What is required - Every line of the data is to be transcribed as it stands.

==================================================

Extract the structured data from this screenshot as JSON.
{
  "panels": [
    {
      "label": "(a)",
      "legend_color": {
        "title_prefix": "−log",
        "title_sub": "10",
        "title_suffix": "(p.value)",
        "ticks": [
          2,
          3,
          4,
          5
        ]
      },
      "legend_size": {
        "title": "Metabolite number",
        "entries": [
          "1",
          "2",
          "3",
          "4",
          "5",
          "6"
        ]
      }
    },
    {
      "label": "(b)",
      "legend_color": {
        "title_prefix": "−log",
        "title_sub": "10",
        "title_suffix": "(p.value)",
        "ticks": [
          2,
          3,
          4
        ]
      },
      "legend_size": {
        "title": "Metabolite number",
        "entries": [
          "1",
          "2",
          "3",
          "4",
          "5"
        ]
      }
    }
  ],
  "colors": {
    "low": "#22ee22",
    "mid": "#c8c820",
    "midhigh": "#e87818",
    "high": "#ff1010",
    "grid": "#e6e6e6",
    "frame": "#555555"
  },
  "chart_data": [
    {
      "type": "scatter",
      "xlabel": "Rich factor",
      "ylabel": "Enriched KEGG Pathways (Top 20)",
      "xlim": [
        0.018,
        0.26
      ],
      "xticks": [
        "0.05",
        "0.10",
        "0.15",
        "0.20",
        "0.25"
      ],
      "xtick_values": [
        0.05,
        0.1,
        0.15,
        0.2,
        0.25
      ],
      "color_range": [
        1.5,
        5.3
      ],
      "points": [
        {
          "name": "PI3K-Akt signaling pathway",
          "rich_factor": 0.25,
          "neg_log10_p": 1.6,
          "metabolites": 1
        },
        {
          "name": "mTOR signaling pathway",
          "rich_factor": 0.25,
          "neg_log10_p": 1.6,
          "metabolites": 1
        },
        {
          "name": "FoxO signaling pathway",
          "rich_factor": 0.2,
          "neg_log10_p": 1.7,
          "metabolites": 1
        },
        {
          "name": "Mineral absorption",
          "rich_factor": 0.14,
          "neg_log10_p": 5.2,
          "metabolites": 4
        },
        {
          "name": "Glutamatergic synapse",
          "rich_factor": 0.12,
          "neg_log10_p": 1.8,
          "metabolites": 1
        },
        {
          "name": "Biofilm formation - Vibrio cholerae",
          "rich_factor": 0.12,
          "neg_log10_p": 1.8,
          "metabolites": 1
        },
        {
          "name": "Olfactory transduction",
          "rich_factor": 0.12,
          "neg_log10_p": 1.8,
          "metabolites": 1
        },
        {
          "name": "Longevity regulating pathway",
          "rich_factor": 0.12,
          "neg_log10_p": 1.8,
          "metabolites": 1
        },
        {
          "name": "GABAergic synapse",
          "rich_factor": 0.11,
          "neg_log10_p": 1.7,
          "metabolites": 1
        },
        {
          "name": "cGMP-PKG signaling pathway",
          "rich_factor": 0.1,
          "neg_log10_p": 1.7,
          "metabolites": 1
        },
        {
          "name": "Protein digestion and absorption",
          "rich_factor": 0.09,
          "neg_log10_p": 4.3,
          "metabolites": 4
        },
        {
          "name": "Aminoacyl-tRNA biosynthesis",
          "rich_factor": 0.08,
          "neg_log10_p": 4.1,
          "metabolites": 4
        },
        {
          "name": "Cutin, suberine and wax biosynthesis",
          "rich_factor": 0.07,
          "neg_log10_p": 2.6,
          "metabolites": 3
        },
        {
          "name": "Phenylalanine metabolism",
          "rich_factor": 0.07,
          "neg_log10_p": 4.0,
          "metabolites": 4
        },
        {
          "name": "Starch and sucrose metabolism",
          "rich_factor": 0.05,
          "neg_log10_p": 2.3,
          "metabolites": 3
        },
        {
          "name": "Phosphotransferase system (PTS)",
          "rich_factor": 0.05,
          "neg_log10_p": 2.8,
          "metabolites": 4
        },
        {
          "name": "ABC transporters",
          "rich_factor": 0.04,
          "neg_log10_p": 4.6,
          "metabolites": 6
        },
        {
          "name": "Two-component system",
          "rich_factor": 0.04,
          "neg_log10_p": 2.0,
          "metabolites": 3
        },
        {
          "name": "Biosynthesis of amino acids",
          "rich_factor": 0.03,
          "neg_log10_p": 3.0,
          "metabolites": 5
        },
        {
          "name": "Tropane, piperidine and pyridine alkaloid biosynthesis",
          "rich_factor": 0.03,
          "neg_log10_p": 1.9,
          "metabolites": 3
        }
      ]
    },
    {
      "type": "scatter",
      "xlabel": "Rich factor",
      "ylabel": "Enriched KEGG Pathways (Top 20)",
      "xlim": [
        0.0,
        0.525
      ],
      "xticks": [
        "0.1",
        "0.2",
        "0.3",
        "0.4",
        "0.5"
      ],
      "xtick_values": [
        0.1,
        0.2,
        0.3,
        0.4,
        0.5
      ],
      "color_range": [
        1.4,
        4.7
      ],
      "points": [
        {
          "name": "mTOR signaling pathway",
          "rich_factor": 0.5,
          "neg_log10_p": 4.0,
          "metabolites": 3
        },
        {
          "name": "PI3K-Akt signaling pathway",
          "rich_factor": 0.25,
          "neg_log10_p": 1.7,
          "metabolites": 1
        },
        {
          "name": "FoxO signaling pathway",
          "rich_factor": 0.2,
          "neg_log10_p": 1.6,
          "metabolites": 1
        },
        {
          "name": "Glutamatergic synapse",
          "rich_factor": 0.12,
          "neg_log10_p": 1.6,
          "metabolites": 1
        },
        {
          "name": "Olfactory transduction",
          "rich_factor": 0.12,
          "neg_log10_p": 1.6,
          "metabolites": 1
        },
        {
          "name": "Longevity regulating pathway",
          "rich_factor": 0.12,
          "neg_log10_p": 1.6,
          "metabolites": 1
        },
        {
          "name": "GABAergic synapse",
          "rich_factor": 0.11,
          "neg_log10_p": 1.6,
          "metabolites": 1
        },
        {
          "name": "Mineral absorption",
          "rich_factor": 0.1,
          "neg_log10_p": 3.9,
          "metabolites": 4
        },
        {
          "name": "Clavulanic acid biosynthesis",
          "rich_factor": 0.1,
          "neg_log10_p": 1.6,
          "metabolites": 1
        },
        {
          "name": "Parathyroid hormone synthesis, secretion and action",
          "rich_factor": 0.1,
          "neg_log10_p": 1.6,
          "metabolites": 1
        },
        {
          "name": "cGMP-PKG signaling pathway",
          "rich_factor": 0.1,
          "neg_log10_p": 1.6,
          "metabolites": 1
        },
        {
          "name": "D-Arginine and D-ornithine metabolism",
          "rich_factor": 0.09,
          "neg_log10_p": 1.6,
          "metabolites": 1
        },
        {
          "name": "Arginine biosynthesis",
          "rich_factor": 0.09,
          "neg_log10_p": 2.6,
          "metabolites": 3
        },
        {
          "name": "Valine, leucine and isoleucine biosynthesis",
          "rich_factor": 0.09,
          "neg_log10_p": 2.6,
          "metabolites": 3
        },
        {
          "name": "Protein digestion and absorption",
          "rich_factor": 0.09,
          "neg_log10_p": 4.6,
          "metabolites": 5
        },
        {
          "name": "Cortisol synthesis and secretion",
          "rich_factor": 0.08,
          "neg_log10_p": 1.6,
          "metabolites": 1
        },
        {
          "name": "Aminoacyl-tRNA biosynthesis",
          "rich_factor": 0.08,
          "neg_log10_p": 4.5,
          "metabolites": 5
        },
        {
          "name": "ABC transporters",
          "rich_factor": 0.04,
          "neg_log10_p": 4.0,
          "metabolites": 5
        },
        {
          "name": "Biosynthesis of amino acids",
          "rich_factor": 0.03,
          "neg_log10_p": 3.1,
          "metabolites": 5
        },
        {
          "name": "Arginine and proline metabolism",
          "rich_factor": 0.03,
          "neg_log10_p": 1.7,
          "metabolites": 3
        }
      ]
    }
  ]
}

==================================================

Answer to this task -
Extract the structured data from this screenshot as JSON.
{
  "panels": [
    {
      "label": "(a)",
      "legend_color": {
        "title_prefix": "−log",
        "title_sub": "10",
        "title_suffix": "(p.value)",
        "ticks": [
          2,
          3,
          4,
          5
        ]
      },
      "legend_size": {
        "title": "Metabolite number",
        "entries": [
          "1",
          "2",
          "3",
          "4",
          "5",
          "6"
        ]
      }
    },
    {
      "label": "(b)",
      "legend_color": {
        "title_prefix": "−log",
        "title_sub": "10",
        "title_suffix": "(p.value)",
        "ticks": [
          2,
          3,
          4
        ]
      },
      "legend_size": {
        "title": "Metabolite number",
        "entries": [
          "1",
          "2",
          "3",
          "4",
          "5"
        ]
      }
    }
  ],
  "colors": {
    "low": "#22ee22",
    "mid": "#c8c820",
    "midhigh": "#e87818",
    "high": "#ff1010",
    "grid": "#e6e6e6",
    "frame": "#555555"
  },
  "chart_data": [
    {
      "type": "scatter",
      "xlabel": "Rich factor",
      "ylabel": "Enriched KEGG Pathways (Top 20)",
      "xlim": [
        0.018,
        0.26
      ],
      "xticks": [
        "0.05",
        "0.10",
        "0.15",
        "0.20",
        "0.25"
      ],
      "xtick_values": [
        0.05,
        0.1,
        0.15,
        0.2,
        0.25
      ],
      "color_range": [
        1.5,
        5.3
      ],
      "points": [
        {
          "name": "PI3K-Akt signaling pathway",
          "rich_factor": 0.25,
          "neg_log10_p": 1.6,
          "metabolites": 1
        },
        {
          "name": "mTOR signaling pathway",
          "rich_factor": 0.25,
          "neg_log10_p": 1.6,
          "metabolites": 1
        },
        {
          "name": "FoxO signaling pathway",
          "rich_factor": 0.2,
          "neg_log10_p": 1.7,
          "metabolites": 1
        },
        {
          "name": "Mineral absorption",
          "rich_factor": 0.14,
          "neg_log10_p": 5.2,
          "metabolites": 4
        },
        {
          "name": "Glutamatergic synapse",
          "rich_factor": 0.12,
          "neg_log10_p": 1.8,
          "metabolites": 1
        },
        {
          "name": "Biofilm formation - Vibrio cholerae",
          "rich_factor": 0.12,
          "neg_log10_p": 1.8,
          "metabolites": 1
        },
        {
          "name": "Olfactory transduction",
          "rich_factor": 0.12,
          "neg_log10_p": 1.8,
          "metabolites": 1
        },
        {
          "name": "Longevity regulating pathway",
          "rich_factor": 0.12,
          "neg_log10_p": 1.8,
          "metabolites": 1
        },
        {
          "name": "GABAergic synapse",
          "rich_factor": 0.11,
          "neg_log10_p": 1.7,
          "metabolites": 1
        },
        {
          "name": "cGMP-PKG signaling pathway",
          "rich_factor": 0.1,
          "neg_log10_p": 1.7,
          "metabolites": 1
        },
        {
          "name": "Protein digestion and absorption",
          "rich_factor": 0.09,
          "neg_log10_p": 4.3,
          "metabolites": 4
        },
        {
          "name": "Aminoacyl-tRNA biosynthesis",
          "rich_factor": 0.08,
          "neg_log10_p": 4.1,
          "metabolites": 4
        },
        {
          "name": "Cutin, suberine and wax biosynthesis",
          "rich_factor": 0.07,
          "neg_log10_p": 2.6,
          "metabolites": 3
        },
        {
          "name": "Phenylalanine metabolism",
          "rich_factor": 0.07,
          "neg_log10_p": 4.0,
          "metabolites": 4
        },
        {
          "name": "Starch and sucrose metabolism",
          "rich_factor": 0.05,
          "neg_log10_p": 2.3,
          "metabolites": 3
        },
        {
          "name": "Phosphotransferase system (PTS)",
          "rich_factor": 0.05,
          "neg_log10_p": 2.8,
          "metabolites": 4
        },
        {
          "name": "ABC transporters",
          "rich_factor": 0.04,
          "neg_log10_p": 4.6,
          "metabolites": 6
        },
        {
          "name": "Two-component system",
          "rich_factor": 0.04,
          "neg_log10_p": 2.0,
          "metabolites": 3
        },
        {
          "name": "Biosynthesis of amino acids",
          "rich_factor": 0.03,
          "neg_log10_p": 3.0,
          "metabolites": 5
        },
        {
          "name": "Tropane, piperidine and pyridine alkaloid biosynthesis",
          "rich_factor": 0.03,
          "neg_log10_p": 1.9,
          "metabolites": 3
        }
      ]
    },
    {
      "type": "scatter",
      "xlabel": "Rich factor",
      "ylabel": "Enriched KEGG Pathways (Top 20)",
      "xlim": [
        0.0,
        0.525
      ],
      "xticks": [
        "0.1",
        "0.2",
        "0.3",
        "0.4",
        "0.5"
      ],
      "xtick_values": [
        0.1,
        0.2,
        0.3,
        0.4,
        0.5
      ],
      "color_range": [
        1.4,
        4.7
      ],
      "points": [
        {
          "name": "mTOR signaling pathway",
          "rich_factor": 0.5,
          "neg_log10_p": 4.0,
          "metabolites": 3
        },
        {
          "name": "PI3K-Akt signaling pathway",
          "rich_factor": 0.25,
          "neg_log10_p": 1.7,
          "metabolites": 1
        },
        {
          "name": "FoxO signaling pathway",
          "rich_factor": 0.2,
          "neg_log10_p": 1.6,
          "metabolites": 1
        },
        {
          "name": "Glutamatergic synapse",
          "rich_factor": 0.12,
          "neg_log10_p": 1.6,
          "metabolites": 1
        },
        {
          "name": "Olfactory transduction",
          "rich_factor": 0.12,
          "neg_log10_p": 1.6,
          "metabolites": 1
        },
        {
          "name": "Longevity regulating pathway",
          "rich_factor": 0.12,
          "neg_log10_p": 1.6,
          "metabolites": 1
        },
        {
          "name": "GABAergic synapse",
          "rich_factor": 0.11,
          "neg_log10_p": 1.6,
          "metabolites": 1
        },
        {
          "name": "Mineral absorption",
          "rich_factor": 0.1,
          "neg_log10_p": 3.9,
          "metabolites": 4
        },
        {
          "name": "Clavulanic acid biosynthesis",
          "rich_factor": 0.1,
          "neg_log10_p": 1.6,
          "metabolites": 1
        },
        {
          "name": "Parathyroid hormone synthesis, secretion and action",
          "rich_factor": 0.1,
          "neg_log10_p": 1.6,
          "metabolites": 1
        },
        {
          "name": "cGMP-PKG signaling pathway",
          "rich_factor": 0.1,
          "neg_log10_p": 1.6,
          "metabolites": 1
        },
        {
          "name": "D-Arginine and D-ornithine metabolism",
          "rich_factor": 0.09,
          "neg_log10_p": 1.6,
          "metabolites": 1
        },
        {
          "name": "Arginine biosynthesis",
          "rich_factor": 0.09,
          "neg_log10_p": 2.6,
          "metabolites": 3
        },
        {
          "name": "Valine, leucine and isoleucine biosynthesis",
          "rich_factor": 0.09,
          "neg_log10_p": 2.6,
          "metabolites": 3
        },
        {
          "name": "Protein digestion and absorption",
          "rich_factor": 0.09,
          "neg_log10_p": 4.6,
          "metabolites": 5
        },
        {
          "name": "Cortisol synthesis and secretion",
          "rich_factor": 0.08,
          "neg_log10_p": 1.6,
          "metabolites": 1
        },
        {
          "name": "Aminoacyl-tRNA biosynthesis",
          "rich_factor": 0.08,
          "neg_log10_p": 4.5,
          "metabolites": 5
        },
        {
          "name": "ABC transporters",
          "rich_factor": 0.04,
          "neg_log10_p": 4.0,
          "metabolites": 5
        },
        {
          "name": "Biosynthesis of amino acids",
          "rich_factor": 0.03,
          "neg_log10_p": 3.1,
          "metabolites": 5
        },
        {
          "name": "Arginine and proline metabolism",
          "rich_factor": 0.03,
          "neg_log10_p": 1.7,
          "metabolites": 3
        }
      ]
    }
  ]
}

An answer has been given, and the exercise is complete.